Work to do
Reproduce the listing exactly and skip over any pictures.

Material provided
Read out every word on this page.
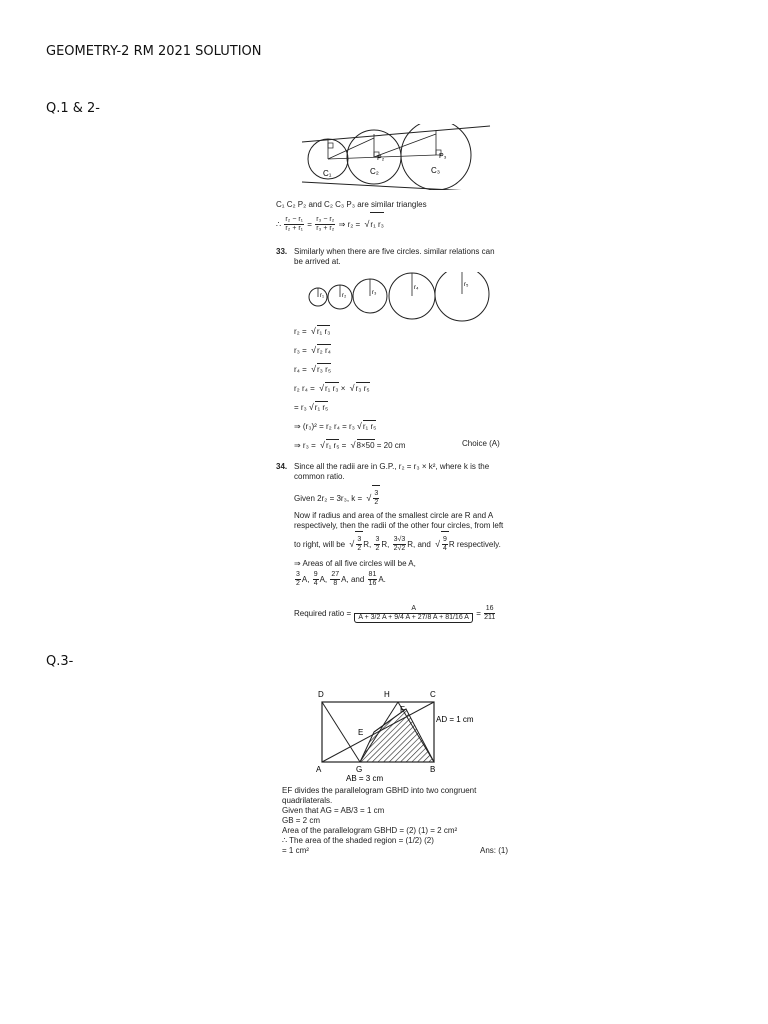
GEOMETRY-2 RM 2021 SOLUTION
Q.1 & 2-
Q.3-
C₁	C₂	C₃
P₂	P₃
C₁ C₂ P₂ and C₂ C₃ P₃ are similar triangles
∴ $\frac{\text{r₂ − r₁}}{\text{r₂ + r₁}} = \frac{\text{r₃ − r₂}}{\text{r₃ + r₂}}$ ⇒ r₂ = √ r₁ r₃
33. Similarly when there are five circles. similar relations can
be arrived at.
r₁	r₂	r₃
r₄	r₅
r₂ = √ r₁ r₃
r₃ = √ r₂ r₄
r₄ = √ r₃ r₅
r₂ r₄ = √ r₁ r₃ × √ r₃ r₅
= r₃ √ r₁ r₅
⇒ (r₃)² = r₂ r₄ = r₃ √ r₁ r₅
⇒ r₃ = √ r₁ r₅ = √ 8×50 = 20 cm	Choice (A)
34. Since all the radii are in G.P., r₂ = r₃ × k², where k is the
common ratio.
Given 2r₂ = 3r₃, k = √ $\frac{3}{2}$
Now if radius and area of the smallest circle are R and A
respectively, then the radii of the other four circles, from left
to right, will be √ $\frac{3}{2} R$, $\frac{3}{2} R$, $\frac{3√3}{2√2} R$, and √ $\frac{9}{4}$ R respectively.
⇒ Areas of all five circles will be A,
$\frac{3}{2} A$, $\frac{9}{4} A$, $\frac{27}{8} A$, and $\frac{81}{16} A$.
Required ratio = $\frac{A}{A + 3/2 A + 9/4 A + 27/8 A + 81/16 A} = \frac{16}{211}$
D	H	C
F
E
A	G	B
AD = 1 cm
AB = 3 cm
EF divides the parallelogram GBHD into two congruent
quadrilaterals.
Given that AG = AB/3 = 1 cm
GB = 2 cm
Area of the parallelogram GBHD = (2) (1) = 2 cm²
∴ The area of the shaded region = (1/2) (2)
= 1 cm²	Ans: (1)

Expected answer
Read out every word on this page.
GEOMETRY-2 RM 2021 SOLUTION
Q.1 & 2-
Q.3-
C₁	C₂	C₃
P₂	P₃
C₁ C₂ P₂ and C₂ C₃ P₃ are similar triangles
∴ $\frac{\text{r₂ − r₁}}{\text{r₂ + r₁}} = \frac{\text{r₃ − r₂}}{\text{r₃ + r₂}}$ ⇒ r₂ = √ r₁ r₃
33. Similarly when there are five circles. similar relations can
be arrived at.
r₁	r₂	r₃
r₄	r₅
r₂ = √ r₁ r₃
r₃ = √ r₂ r₄
r₄ = √ r₃ r₅
r₂ r₄ = √ r₁ r₃ × √ r₃ r₅
= r₃ √ r₁ r₅
⇒ (r₃)² = r₂ r₄ = r₃ √ r₁ r₅
⇒ r₃ = √ r₁ r₅ = √ 8×50 = 20 cm	Choice (A)
34. Since all the radii are in G.P., r₂ = r₃ × k², where k is the
common ratio.
Given 2r₂ = 3r₃, k = √ $\frac{3}{2}$
Now if radius and area of the smallest circle are R and A
respectively, then the radii of the other four circles, from left
to right, will be √ $\frac{3}{2} R$, $\frac{3}{2} R$, $\frac{3√3}{2√2} R$, and √ $\frac{9}{4}$ R respectively.
⇒ Areas of all five circles will be A,
$\frac{3}{2} A$, $\frac{9}{4} A$, $\frac{27}{8} A$, and $\frac{81}{16} A$.
Required ratio = $\frac{A}{A + 3/2 A + 9/4 A + 27/8 A + 81/16 A} = \frac{16}{211}$
D	H	C
F
E
A	G	B
AD = 1 cm
AB = 3 cm
EF divides the parallelogram GBHD into two congruent
quadrilaterals.
Given that AG = AB/3 = 1 cm
GB = 2 cm
Area of the parallelogram GBHD = (2) (1) = 2 cm²
∴ The area of the shaded region = (1/2) (2)
= 1 cm²	Ans: (1)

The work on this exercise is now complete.